## The input
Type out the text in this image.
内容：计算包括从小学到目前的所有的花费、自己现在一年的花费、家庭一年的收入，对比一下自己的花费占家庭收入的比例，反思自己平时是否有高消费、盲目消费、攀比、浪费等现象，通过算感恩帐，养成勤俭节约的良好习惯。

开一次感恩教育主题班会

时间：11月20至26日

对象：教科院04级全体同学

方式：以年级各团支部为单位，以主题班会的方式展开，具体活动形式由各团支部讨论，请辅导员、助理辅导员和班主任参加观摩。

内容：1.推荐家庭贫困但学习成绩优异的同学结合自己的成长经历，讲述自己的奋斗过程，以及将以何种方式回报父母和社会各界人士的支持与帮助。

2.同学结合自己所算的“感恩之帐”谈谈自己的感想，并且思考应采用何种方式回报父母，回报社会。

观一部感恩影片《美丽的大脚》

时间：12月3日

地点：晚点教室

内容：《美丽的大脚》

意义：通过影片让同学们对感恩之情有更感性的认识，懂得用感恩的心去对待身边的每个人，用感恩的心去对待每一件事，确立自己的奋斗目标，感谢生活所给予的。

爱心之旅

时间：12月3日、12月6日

## Exercise requirements
The records above should all be quoted exactly, please.

## Expected answer
Type out the text in this image.
内容：计算包括从小学到目前的所有的花费、自己现在一年的花费、家庭一年的收入，对比一下自己的花费占家庭收入的比例，反思自己平时是否有高消费、盲目消费、攀比、浪费等现象，通过算感恩帐，养成勤俭节约的良好习惯。

开一次感恩教育主题班会

时间：11月20至26日

对象：教科院04级全体同学

方式：以年级各团支部为单位，以主题班会的方式展开，具体活动形式由各团支部讨论，请辅导员、助理辅导员和班主任参加观摩。

内容：1.推荐家庭贫困但学习成绩优异的同学结合自己的成长经历，讲述自己的奋斗过程，以及将以何种方式回报父母和社会各界人士的支持与帮助。

2.同学结合自己所算的“感恩之帐”谈谈自己的感想，并且思考应采用何种方式回报父母，回报社会。

观一部感恩影片《美丽的大脚》

时间：12月3日

地点：晚点教室

内容：《美丽的大脚》

意义：通过影片让同学们对感恩之情有更感性的认识，懂得用感恩的心去对待身边的每个人，用感恩的心去对待每一件事，确立自己的奋斗目标，感谢生活所给予的。

爱心之旅

时间：12月3日、12月6日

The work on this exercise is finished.